(EXCERPT PROVIDED Opens)

Cataplexy is unique to narcolepsy, although about 30% of patients with narcolepsy do not experience it.  REM-associated atonia intruding into wakefulness causes loss of axial and/or appendicular muscle tone for a few seconds, without loss of consciousness.  The longer the episode, the more likely it will lead directly into REM sleep.  This phenomenon is often precipitated by extremes of emotion, such as anger, fear, excitement, or, most commonly, laughter.  It can occur several times daily or rarely.  Cataplexy can endanger a person’s life if it occurs while driving, bathing or swimming.

Restless sleep is a common complaint among patients with narcolepsy, but not a major cause of daytime sleepiness.  Sleep apnea and periodic limb movements of sleep occur with higher frequency in patients with narcolepsy compared to the general population, but the treatment of these conditions does not improve daytime sleepiness.

            The cause of narcolepsy has yet to be determined.  An immunologic cause has been suggested by the high association of certain class II human leukocyte antigens (HLA) in patients with narcolepsy with cataplexy.  Greater than 85% of narcoleptic patients with cataplexy, of various ethnic backgrounds, share a specific HLA allele, DQB1*0602 (previously known as DQw1), often occurring concomitantly with HLA DR2, in comparison to 12 to 38% of the general population.  Other associated HLA antigens have been reported.  Nevertheless, class II HLA typing is not a routine diagnostic test as these antigens may be absent in some patients with narcolepsy with cataplexy and present in asymptomatic persons.

            The definitive diagnosis of narcolepsy is based on a polysomnogram that reveals no cause of hypersomnia and a multiple sleep latency test (MSLT).  The MSLT is a daytime study that consists of a series of four to five nap trials.  Severity of daytime sleepiness is based on sleep latency, or time it takes a subject to fall asleep, and presence of sleep-onset REM (SOREM), or REM sleep within 10 minutes of sleep onset.  A sleep latency of less than 5 minutes is indicative of a pathologically sleepy state, while a sleep latency of 5-10 minutes is only suggestive of it.  The laboratory diagnosis of narcolepsy requires an average sleep latency of less than 10 minutes and SOREM in at least two nap trials.  As SOREM can occur with REM-sleep deprivation from sleep apnea or drug and alcohol withdrawal, an overnight polysomnogram prior to the MSLT is done to screen out such causes.  A two-week period of alcohol or drug abstinence is required before an MSLT.  Compliance can be monitored with a drug screen prior to the study.

(EXCERPT PROVIDED Closes)
(SUPPLIED ENTRIES Opens)

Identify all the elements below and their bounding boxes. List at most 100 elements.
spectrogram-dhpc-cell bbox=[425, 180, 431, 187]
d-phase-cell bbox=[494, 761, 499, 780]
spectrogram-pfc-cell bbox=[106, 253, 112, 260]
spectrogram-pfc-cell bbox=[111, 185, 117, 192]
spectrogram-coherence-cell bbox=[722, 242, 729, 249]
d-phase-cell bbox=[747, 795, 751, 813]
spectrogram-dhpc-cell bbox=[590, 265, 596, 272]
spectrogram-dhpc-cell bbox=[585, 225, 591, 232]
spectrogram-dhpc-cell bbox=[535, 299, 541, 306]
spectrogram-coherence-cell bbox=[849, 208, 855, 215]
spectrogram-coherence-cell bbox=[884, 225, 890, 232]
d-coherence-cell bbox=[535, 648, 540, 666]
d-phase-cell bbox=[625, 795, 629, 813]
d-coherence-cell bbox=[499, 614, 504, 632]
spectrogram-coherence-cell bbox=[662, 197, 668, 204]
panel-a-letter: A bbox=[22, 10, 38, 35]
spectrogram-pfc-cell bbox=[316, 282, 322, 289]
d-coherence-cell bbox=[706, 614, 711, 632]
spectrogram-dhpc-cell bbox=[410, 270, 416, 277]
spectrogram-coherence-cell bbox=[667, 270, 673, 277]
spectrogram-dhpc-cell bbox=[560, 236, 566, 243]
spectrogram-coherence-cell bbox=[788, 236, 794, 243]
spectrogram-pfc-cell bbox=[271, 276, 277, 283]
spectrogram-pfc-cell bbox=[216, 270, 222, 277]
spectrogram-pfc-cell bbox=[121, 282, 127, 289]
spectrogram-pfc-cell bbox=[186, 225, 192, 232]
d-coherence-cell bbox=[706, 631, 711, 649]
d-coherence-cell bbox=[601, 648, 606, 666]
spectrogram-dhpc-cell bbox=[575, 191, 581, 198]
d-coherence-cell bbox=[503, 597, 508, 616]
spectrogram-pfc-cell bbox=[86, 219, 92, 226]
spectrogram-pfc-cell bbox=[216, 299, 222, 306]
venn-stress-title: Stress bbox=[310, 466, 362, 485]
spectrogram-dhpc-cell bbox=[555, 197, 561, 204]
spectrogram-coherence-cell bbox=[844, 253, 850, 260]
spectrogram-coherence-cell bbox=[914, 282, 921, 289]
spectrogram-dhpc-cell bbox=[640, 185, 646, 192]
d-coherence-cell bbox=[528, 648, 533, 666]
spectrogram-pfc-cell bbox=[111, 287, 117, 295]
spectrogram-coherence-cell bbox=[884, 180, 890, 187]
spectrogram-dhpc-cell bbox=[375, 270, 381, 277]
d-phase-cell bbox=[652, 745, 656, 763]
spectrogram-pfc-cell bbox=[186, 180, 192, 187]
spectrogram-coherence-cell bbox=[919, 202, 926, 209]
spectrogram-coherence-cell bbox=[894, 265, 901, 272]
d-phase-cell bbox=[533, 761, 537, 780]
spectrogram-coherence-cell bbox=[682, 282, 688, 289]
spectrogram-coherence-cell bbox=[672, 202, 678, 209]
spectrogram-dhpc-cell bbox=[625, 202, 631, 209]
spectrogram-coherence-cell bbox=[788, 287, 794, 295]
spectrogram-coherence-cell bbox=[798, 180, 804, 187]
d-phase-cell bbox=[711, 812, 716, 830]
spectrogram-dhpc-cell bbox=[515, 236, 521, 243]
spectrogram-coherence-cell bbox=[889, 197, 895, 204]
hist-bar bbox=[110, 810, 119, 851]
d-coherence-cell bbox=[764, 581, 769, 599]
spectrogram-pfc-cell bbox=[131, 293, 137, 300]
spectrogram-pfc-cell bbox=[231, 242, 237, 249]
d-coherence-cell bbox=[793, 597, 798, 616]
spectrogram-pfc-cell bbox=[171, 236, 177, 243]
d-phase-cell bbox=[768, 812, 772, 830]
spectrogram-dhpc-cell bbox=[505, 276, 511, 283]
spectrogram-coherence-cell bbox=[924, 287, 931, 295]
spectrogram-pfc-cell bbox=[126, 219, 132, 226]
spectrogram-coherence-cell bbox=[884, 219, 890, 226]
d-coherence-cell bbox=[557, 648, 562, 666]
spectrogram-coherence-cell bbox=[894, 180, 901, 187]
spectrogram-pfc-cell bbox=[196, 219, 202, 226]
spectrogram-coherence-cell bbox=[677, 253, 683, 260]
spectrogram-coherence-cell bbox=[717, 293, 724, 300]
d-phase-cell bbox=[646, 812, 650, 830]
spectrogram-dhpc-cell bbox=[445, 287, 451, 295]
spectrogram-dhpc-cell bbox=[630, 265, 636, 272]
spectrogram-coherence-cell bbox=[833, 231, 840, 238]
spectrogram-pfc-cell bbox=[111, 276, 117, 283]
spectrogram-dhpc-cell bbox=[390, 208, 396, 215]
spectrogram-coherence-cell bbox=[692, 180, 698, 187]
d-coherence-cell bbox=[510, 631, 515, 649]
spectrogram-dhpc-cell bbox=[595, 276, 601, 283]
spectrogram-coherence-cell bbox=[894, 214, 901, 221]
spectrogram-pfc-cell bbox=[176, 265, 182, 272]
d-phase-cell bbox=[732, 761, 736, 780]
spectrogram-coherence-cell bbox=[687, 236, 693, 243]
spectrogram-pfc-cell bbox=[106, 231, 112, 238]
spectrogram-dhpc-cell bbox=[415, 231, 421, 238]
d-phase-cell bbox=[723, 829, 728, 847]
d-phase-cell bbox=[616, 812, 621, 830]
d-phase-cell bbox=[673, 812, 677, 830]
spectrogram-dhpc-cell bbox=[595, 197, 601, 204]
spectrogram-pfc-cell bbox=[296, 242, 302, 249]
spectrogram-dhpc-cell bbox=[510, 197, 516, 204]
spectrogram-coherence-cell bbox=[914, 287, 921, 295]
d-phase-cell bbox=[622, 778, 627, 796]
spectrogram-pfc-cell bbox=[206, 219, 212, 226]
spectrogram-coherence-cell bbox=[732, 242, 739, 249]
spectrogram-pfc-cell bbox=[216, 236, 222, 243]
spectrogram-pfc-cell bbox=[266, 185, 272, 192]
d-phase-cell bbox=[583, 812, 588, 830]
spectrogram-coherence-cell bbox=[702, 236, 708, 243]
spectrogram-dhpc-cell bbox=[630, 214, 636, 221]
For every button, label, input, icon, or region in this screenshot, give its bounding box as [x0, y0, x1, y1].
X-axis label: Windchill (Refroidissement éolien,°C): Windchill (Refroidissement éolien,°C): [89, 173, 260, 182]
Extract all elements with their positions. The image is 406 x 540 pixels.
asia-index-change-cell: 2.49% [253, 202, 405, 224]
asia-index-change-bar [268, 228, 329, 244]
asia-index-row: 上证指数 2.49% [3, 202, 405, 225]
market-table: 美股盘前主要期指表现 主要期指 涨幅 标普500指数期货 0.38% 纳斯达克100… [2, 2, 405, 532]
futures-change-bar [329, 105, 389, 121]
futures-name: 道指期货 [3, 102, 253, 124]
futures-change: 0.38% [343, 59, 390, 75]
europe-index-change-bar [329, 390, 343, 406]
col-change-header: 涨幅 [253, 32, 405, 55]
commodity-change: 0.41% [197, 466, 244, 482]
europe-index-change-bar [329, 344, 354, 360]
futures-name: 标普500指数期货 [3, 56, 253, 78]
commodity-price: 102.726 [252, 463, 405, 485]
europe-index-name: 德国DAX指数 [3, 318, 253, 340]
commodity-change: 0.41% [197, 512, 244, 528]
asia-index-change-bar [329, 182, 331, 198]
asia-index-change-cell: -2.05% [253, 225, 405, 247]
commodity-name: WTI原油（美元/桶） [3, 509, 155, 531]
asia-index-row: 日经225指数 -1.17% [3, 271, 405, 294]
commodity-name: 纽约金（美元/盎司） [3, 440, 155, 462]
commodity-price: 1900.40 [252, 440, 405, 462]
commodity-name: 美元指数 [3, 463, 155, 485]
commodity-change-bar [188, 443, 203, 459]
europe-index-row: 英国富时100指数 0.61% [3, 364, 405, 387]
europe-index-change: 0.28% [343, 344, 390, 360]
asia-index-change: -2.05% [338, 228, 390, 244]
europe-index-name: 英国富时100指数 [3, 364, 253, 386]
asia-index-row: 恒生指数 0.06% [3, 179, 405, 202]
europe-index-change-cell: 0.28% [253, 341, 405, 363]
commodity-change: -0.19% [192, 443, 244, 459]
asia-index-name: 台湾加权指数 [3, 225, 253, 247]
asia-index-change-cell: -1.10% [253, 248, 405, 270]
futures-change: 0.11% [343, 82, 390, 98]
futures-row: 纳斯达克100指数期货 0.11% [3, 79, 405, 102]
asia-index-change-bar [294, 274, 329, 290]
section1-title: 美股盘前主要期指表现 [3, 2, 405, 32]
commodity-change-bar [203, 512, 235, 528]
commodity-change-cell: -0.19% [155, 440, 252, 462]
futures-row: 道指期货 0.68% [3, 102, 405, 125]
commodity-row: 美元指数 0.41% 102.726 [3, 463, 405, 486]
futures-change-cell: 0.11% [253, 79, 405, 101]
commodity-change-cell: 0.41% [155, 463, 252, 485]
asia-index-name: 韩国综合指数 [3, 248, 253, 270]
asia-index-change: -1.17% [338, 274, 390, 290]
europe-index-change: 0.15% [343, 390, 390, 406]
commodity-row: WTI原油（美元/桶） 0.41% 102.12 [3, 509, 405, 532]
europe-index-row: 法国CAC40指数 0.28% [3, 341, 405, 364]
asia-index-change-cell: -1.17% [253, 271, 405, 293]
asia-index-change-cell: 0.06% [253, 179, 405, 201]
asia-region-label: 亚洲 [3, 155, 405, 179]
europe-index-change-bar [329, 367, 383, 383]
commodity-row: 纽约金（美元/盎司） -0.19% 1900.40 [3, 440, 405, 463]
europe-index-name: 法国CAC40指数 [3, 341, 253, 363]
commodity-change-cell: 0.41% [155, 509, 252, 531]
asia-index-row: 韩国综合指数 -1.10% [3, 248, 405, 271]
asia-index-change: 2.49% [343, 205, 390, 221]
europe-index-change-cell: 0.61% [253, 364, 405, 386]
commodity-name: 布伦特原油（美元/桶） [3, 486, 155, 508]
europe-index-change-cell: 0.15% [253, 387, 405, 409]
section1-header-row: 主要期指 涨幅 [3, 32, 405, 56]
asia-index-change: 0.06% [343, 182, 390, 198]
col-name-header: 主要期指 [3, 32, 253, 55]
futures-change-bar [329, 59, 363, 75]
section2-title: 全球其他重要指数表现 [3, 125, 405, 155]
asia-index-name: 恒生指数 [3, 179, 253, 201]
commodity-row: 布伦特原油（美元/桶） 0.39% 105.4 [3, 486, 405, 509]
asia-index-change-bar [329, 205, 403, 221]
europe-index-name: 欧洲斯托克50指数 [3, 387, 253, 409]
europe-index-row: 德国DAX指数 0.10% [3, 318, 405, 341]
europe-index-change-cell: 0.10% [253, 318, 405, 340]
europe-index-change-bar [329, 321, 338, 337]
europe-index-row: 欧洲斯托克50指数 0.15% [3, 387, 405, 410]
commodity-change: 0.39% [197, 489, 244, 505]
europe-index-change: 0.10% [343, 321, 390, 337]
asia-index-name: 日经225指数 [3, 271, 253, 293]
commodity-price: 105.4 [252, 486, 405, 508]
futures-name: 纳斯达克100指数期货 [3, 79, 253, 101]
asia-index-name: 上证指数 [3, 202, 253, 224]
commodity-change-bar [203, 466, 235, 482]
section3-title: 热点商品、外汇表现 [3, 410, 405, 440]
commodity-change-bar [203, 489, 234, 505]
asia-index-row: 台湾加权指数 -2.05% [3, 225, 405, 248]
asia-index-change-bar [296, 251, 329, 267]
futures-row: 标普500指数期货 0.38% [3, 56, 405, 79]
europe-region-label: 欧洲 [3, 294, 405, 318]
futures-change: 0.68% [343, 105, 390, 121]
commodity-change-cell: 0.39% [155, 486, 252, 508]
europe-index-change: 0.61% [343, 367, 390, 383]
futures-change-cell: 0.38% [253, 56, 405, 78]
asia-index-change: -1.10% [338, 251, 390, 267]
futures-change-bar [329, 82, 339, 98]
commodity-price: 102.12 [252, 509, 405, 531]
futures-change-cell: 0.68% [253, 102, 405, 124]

(SUPPLIED ENTRIES Closes)

• ASSIGNMENT A:
In the narcolepsy text, what proportion of narcoleptic patients with cataplexy share the HLA allele DQB1*0602?
• ASSIGNMENT B:
Carry on the narcolepsy text, beginning after its final sentence.

• ANSWER SECTION A:
Greater than 85%

• ANSWER SECTION B:
            The treatment of narcolepsy is often difficult.  Excessive daytime sleepiness and cataplexy are particularly difficult to treat.  The mainstay of treatment is a combination of several planned naps daily and CNS stimulants, such as pemoline, methylphenidate, amphetamine, and modafinil (Provigil®).  To avoid medication tolerance, weekly drug vacations for one to two days are recommended.  Cataplexy, sleep paralysis and hypnagogic hallucinations are treated with tricyclic antidepressants, namely clomipramine, imipramine, nortriptyline, and protriptyline, and other serotonin reuptake inhibitors such as fluoxetine.

            There are three major circadian rhythm sleep disorders: 1) delayed sleep phase syndrome, 2) advanced sleep phase syndrome and 3) non-24 hour sleep-wake syndrome.  In delayed sleep phase syndrome, patients usually go to sleep about 6-8 hours later than socially acceptable.  Once asleep, however, sleep architecture and duration are normal.  Patients complain of nocturnal insomnia and daytime sleepiness.  Psychopathology is common.  Delayed sleep phase syndrome occasionally coincides with the onset of bipolar disorder or schizophrenia.  Lifestyle, mood, personality, family problems and school problems may be contributing factors.  Sometimes, delayed sleep phase syndrome begins in childhood and persists throughout life.  It can be familial.  The success of treatment with hypnotics, melatonin, stimulants, and psychotherapy is highly dependent on patient motivation, but is usually disappointing.  Chronotherapy, which involves delaying bed time by one hour every day, until the desired bed time is achieved, is usually not successful.   Another way to advance the circadian rhythm is to expose the patient to a bright light of greater than 5000 lux in the early morning, between 5 and 8 a.m.  The results are highly dependent on patient motivation.

            Advanced sleep phase syndrome is very rare and is thus questioned as a true entity.  It is characterized by early evening sleep onset, i.e. 7 or 8 p.m., and early morning awakening.  Sleep duration and architecture are normal.  Attempts to delay the time of sleep onset are usually unsuccessful.  The sleep patterns of the elderly most closely match the advanced sleep phase syndrome.  The major difference is that the total duration of nocturnal sleep in the elderly is shorter and fragmented.  Chronotherapy may be beneficial, as with delayed sleep phase syndrome.  For patients with advanced sleep phase syndrome, exposure to bright light between 9 p.m. and 1 a.m. may induce a phase shift in bed time.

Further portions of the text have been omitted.